> **SOURCE RECORDS**:
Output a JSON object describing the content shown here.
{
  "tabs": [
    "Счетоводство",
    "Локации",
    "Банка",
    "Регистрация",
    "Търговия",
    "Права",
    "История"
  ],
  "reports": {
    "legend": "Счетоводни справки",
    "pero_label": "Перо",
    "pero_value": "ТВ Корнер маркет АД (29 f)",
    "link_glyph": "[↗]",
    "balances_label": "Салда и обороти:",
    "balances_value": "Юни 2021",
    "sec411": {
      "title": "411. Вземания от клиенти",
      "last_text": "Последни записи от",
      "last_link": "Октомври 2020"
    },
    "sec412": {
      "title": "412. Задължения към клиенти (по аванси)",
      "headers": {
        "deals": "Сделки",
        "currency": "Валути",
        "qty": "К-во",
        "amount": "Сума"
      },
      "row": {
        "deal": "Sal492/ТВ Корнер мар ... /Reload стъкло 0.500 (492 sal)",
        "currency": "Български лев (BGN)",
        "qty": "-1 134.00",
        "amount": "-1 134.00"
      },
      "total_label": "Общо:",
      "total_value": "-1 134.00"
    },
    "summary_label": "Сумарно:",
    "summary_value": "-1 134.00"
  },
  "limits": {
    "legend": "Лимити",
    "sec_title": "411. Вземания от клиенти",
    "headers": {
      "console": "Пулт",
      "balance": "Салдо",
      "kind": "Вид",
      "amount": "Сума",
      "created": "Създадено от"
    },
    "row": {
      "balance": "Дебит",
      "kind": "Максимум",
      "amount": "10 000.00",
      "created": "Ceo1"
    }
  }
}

> **REQUIREMENTS**: All lines of the data above that include the word "currency" must be shown.

> **EXPECTED ANSWER**:
        "currency": "Валути",
        "currency": "Български лев (BGN)",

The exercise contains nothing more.